Required task: Select, from the data, each line where "психоанализа" occurs.

Input records:
|---|
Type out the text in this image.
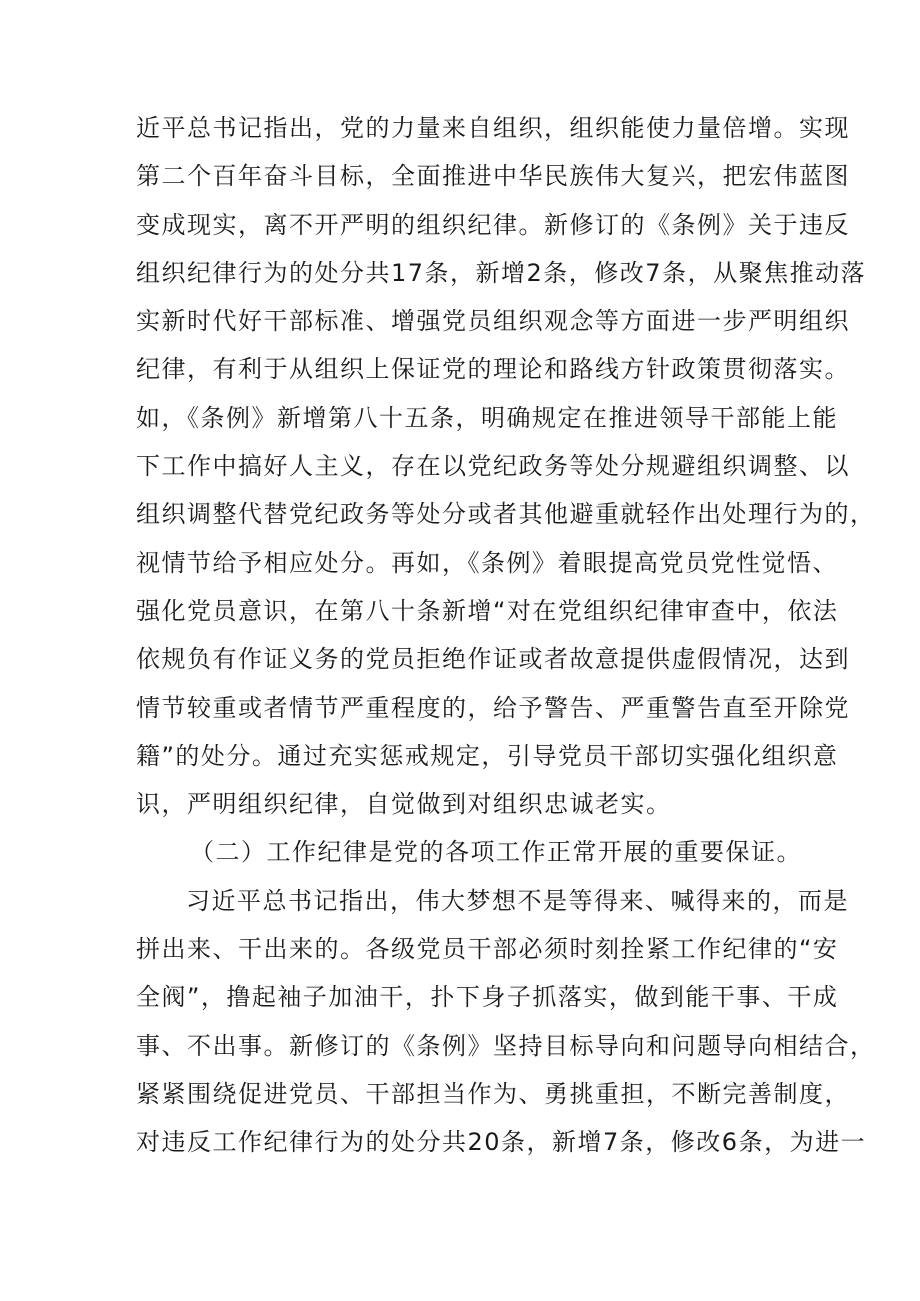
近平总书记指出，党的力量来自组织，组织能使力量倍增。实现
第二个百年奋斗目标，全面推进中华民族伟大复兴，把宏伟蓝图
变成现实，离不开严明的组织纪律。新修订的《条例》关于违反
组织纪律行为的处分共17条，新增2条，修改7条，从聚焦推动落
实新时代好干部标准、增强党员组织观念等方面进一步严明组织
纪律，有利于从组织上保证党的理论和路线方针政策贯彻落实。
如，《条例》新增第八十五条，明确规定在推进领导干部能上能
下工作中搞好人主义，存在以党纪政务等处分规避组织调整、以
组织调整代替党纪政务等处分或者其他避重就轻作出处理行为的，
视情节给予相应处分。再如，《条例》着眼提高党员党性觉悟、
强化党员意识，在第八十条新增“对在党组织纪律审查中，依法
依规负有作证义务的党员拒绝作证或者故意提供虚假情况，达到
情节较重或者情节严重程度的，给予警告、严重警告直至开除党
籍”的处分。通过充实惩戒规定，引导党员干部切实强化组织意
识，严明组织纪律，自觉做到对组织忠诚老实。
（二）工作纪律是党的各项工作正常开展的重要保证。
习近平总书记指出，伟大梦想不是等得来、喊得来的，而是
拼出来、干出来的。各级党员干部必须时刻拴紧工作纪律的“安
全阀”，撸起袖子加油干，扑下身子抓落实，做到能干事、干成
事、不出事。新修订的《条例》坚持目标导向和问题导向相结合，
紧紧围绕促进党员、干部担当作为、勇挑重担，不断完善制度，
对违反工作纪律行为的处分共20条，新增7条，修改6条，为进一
|---|
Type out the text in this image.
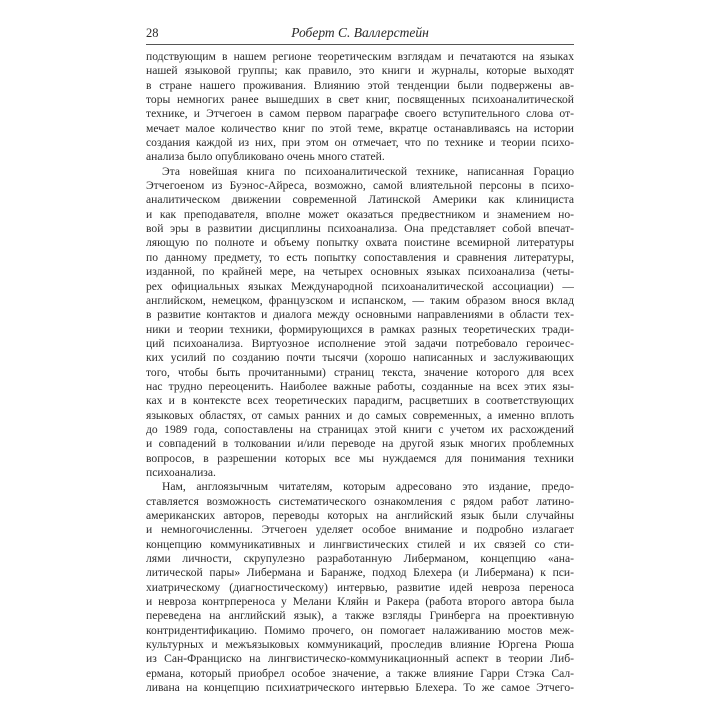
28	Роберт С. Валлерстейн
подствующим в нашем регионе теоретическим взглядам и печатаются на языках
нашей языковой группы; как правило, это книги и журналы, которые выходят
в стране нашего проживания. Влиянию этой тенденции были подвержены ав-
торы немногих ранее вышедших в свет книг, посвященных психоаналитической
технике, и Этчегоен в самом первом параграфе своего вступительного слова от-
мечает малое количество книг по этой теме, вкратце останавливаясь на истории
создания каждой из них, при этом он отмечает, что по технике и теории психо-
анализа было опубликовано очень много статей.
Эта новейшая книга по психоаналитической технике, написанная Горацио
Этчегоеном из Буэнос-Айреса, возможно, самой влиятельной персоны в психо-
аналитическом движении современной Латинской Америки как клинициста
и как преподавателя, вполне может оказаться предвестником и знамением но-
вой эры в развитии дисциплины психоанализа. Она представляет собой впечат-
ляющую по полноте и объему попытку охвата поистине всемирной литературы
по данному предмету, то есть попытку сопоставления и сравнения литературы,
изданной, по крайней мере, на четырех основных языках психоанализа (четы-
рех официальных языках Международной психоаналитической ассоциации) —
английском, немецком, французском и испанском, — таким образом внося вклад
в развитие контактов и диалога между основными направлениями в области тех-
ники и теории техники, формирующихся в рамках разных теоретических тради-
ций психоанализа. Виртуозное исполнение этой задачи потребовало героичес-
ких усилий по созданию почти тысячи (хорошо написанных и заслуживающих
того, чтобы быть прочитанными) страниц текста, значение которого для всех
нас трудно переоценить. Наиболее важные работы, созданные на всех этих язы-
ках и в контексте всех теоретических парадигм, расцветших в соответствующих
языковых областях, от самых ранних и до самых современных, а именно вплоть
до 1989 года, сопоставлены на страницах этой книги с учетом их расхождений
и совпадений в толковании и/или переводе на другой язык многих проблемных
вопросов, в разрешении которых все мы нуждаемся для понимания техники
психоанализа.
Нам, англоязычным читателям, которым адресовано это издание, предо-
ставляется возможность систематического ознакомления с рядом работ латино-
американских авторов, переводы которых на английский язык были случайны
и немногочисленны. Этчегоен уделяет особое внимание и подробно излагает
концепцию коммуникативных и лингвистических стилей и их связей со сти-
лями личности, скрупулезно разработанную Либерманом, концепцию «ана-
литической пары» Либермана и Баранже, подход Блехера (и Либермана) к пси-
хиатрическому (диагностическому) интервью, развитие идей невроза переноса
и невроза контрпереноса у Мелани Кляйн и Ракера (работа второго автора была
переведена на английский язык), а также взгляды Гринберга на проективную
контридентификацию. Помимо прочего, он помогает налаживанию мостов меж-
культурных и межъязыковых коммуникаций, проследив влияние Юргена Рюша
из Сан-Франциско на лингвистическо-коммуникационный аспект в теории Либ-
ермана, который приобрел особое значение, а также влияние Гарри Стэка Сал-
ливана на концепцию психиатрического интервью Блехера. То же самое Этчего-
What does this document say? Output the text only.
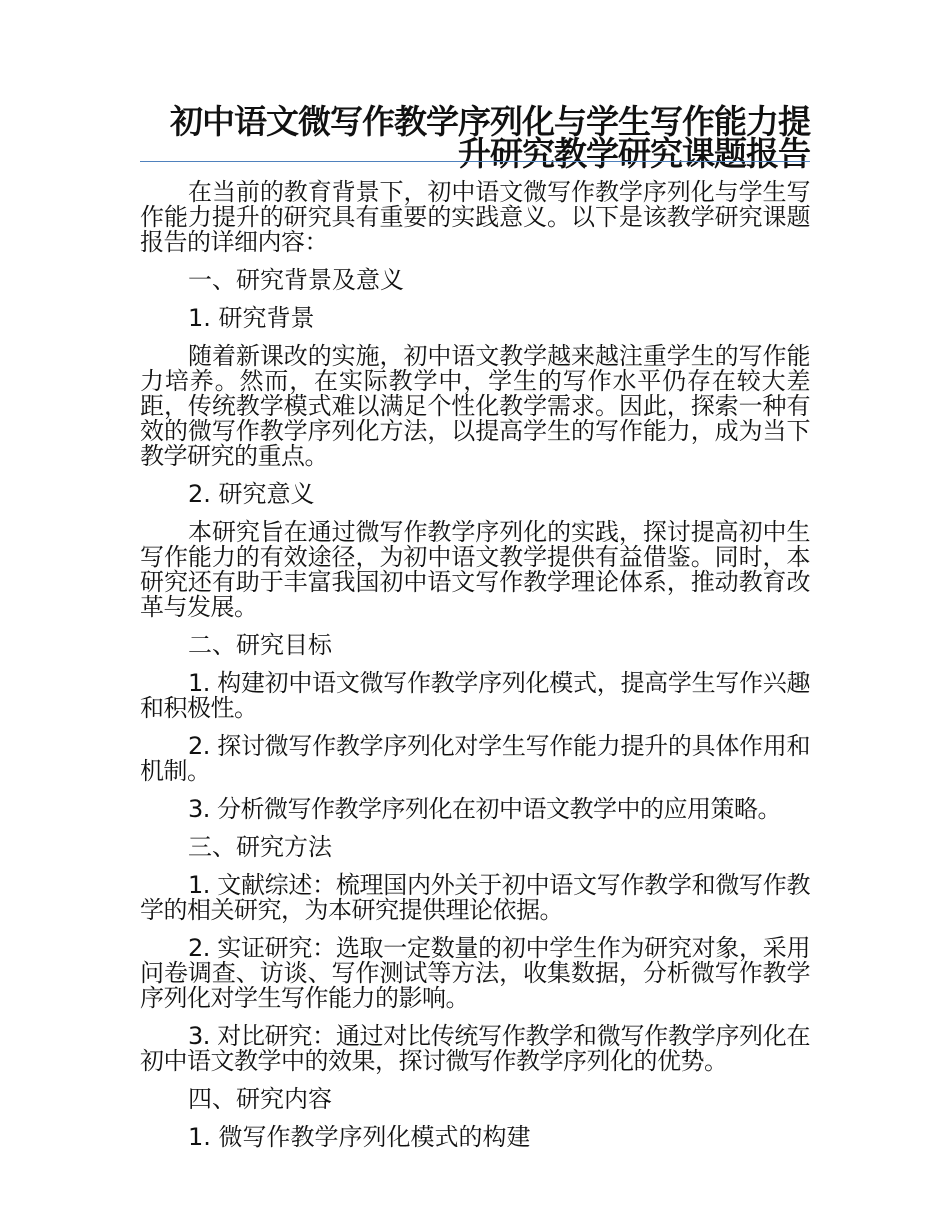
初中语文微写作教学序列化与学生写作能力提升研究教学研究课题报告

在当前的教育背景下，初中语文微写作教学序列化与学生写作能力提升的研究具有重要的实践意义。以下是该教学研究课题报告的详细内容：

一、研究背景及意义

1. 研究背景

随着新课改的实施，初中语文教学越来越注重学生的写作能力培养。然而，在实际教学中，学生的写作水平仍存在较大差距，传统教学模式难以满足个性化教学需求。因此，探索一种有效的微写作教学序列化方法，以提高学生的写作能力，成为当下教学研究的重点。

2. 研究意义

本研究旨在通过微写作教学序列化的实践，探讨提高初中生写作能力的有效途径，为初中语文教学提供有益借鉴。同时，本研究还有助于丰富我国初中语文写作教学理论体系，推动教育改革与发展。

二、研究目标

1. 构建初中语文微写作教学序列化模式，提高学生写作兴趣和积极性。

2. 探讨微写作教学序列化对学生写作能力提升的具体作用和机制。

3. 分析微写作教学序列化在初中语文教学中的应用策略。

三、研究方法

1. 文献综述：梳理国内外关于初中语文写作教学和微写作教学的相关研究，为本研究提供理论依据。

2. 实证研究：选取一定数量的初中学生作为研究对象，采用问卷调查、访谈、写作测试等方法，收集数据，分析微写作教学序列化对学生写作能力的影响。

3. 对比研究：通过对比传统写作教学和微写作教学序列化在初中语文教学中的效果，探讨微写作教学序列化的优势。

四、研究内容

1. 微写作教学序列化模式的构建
|---|
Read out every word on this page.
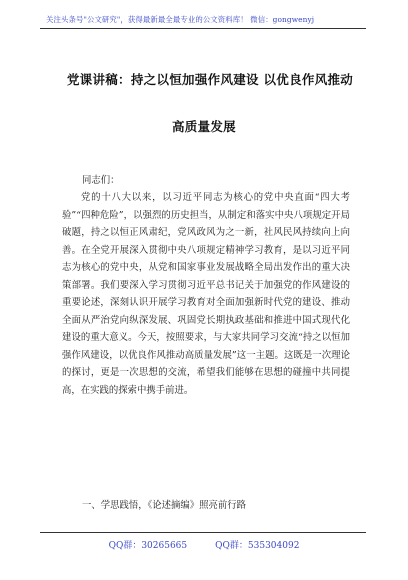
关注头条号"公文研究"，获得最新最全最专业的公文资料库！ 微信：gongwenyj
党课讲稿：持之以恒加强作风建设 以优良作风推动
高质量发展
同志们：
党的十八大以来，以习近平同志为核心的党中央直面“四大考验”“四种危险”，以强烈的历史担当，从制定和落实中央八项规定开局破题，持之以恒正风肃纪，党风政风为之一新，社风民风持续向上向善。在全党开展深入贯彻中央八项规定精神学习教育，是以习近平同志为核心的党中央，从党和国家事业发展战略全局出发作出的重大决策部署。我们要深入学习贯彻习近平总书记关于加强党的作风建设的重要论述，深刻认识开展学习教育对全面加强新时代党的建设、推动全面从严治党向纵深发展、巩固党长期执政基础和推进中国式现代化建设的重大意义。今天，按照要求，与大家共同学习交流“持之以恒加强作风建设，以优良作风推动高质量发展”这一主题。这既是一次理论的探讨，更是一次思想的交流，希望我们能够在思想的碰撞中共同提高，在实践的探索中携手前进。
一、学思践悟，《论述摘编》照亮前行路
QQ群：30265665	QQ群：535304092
|---|
Output of the exercise:
вой эры в развитии дисциплины психоанализа. Она представляет собой впечат-
изданной, по крайней мере, на четырех основных языках психоанализа (четы-
ций психоанализа. Виртуозное исполнение этой задачи потребовало героичес-
психоанализа.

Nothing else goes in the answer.